··· The records ···

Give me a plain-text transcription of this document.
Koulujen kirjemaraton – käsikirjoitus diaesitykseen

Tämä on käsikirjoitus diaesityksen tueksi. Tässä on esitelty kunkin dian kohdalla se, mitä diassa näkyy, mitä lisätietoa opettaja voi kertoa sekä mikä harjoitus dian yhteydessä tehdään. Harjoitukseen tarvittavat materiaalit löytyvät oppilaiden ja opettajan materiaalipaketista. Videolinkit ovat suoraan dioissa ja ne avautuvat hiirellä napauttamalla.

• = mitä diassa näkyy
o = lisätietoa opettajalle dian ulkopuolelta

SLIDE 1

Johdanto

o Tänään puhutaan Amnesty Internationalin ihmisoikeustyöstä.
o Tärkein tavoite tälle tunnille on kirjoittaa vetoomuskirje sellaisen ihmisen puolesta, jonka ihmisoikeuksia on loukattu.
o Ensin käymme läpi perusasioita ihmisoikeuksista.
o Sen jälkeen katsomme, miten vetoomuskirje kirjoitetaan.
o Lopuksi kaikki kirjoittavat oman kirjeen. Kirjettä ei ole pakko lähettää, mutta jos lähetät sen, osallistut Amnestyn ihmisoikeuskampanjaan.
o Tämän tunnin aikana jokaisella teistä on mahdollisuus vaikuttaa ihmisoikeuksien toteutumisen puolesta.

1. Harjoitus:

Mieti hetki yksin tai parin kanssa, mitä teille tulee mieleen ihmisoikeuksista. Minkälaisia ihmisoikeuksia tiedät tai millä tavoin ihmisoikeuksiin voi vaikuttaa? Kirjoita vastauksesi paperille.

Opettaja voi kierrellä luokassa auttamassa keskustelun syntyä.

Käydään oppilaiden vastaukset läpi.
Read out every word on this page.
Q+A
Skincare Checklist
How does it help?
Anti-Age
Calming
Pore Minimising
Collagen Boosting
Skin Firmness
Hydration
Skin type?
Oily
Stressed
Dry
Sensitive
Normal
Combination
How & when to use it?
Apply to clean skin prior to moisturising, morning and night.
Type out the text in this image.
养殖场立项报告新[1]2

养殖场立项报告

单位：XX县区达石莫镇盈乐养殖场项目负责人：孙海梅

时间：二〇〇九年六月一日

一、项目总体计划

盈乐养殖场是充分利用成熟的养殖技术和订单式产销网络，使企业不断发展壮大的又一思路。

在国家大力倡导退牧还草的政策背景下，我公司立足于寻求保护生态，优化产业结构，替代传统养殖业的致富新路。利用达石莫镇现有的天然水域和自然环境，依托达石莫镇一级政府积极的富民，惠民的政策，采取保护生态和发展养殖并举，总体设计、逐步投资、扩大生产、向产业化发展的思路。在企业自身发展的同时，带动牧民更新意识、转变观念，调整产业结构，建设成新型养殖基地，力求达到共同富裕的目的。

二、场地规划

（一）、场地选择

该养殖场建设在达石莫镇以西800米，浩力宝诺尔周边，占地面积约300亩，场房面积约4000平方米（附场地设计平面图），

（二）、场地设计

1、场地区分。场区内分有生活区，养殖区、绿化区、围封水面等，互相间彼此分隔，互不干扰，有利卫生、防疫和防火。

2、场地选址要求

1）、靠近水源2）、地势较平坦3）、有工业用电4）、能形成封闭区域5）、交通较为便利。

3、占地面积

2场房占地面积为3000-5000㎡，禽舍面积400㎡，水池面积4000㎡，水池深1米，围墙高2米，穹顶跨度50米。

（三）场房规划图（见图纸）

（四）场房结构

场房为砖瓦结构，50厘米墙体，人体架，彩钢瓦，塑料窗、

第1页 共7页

···

- Problem statement -
Each line of the material must be restated exactly.

- Right answer -
Give me a plain-text transcription of this document.
Koulujen kirjemaraton – käsikirjoitus diaesitykseen

Tämä on käsikirjoitus diaesityksen tueksi. Tässä on esitelty kunkin dian kohdalla se, mitä diassa näkyy, mitä lisätietoa opettaja voi kertoa sekä mikä harjoitus dian yhteydessä tehdään. Harjoitukseen tarvittavat materiaalit löytyvät oppilaiden ja opettajan materiaalipaketista. Videolinkit ovat suoraan dioissa ja ne avautuvat hiirellä napauttamalla.

• = mitä diassa näkyy
o = lisätietoa opettajalle dian ulkopuolelta

SLIDE 1

Johdanto

o Tänään puhutaan Amnesty Internationalin ihmisoikeustyöstä.
o Tärkein tavoite tälle tunnille on kirjoittaa vetoomuskirje sellaisen ihmisen puolesta, jonka ihmisoikeuksia on loukattu.
o Ensin käymme läpi perusasioita ihmisoikeuksista.
o Sen jälkeen katsomme, miten vetoomuskirje kirjoitetaan.
o Lopuksi kaikki kirjoittavat oman kirjeen. Kirjettä ei ole pakko lähettää, mutta jos lähetät sen, osallistut Amnestyn ihmisoikeuskampanjaan.
o Tämän tunnin aikana jokaisella teistä on mahdollisuus vaikuttaa ihmisoikeuksien toteutumisen puolesta.

1. Harjoitus:

Mieti hetki yksin tai parin kanssa, mitä teille tulee mieleen ihmisoikeuksista. Minkälaisia ihmisoikeuksia tiedät tai millä tavoin ihmisoikeuksiin voi vaikuttaa? Kirjoita vastauksesi paperille.

Opettaja voi kierrellä luokassa auttamassa keskustelun syntyä.

Käydään oppilaiden vastaukset läpi.
Read out every word on this page.
Q+A
Skincare Checklist
How does it help?
Anti-Age
Calming
Pore Minimising
Collagen Boosting
Skin Firmness
Hydration
Skin type?
Oily
Stressed
Dry
Sensitive
Normal
Combination
How & when to use it?
Apply to clean skin prior to moisturising, morning and night.
Type out the text in this image.
养殖场立项报告新[1]2

养殖场立项报告

单位：XX县区达石莫镇盈乐养殖场项目负责人：孙海梅

时间：二〇〇九年六月一日

一、项目总体计划

盈乐养殖场是充分利用成熟的养殖技术和订单式产销网络，使企业不断发展壮大的又一思路。

在国家大力倡导退牧还草的政策背景下，我公司立足于寻求保护生态，优化产业结构，替代传统养殖业的致富新路。利用达石莫镇现有的天然水域和自然环境，依托达石莫镇一级政府积极的富民，惠民的政策，采取保护生态和发展养殖并举，总体设计、逐步投资、扩大生产、向产业化发展的思路。在企业自身发展的同时，带动牧民更新意识、转变观念，调整产业结构，建设成新型养殖基地，力求达到共同富裕的目的。

二、场地规划

（一）、场地选择

该养殖场建设在达石莫镇以西800米，浩力宝诺尔周边，占地面积约300亩，场房面积约4000平方米（附场地设计平面图），

（二）、场地设计

1、场地区分。场区内分有生活区，养殖区、绿化区、围封水面等，互相间彼此分隔，互不干扰，有利卫生、防疫和防火。

2、场地选址要求

1）、靠近水源2）、地势较平坦3）、有工业用电4）、能形成封闭区域5）、交通较为便利。

3、占地面积

2场房占地面积为3000-5000㎡，禽舍面积400㎡，水池面积4000㎡，水池深1米，围墙高2米，穹顶跨度50米。

（三）场房规划图（见图纸）

（四）场房结构

场房为砖瓦结构，50厘米墙体，人体架，彩钢瓦，塑料窗、

第1页 共7页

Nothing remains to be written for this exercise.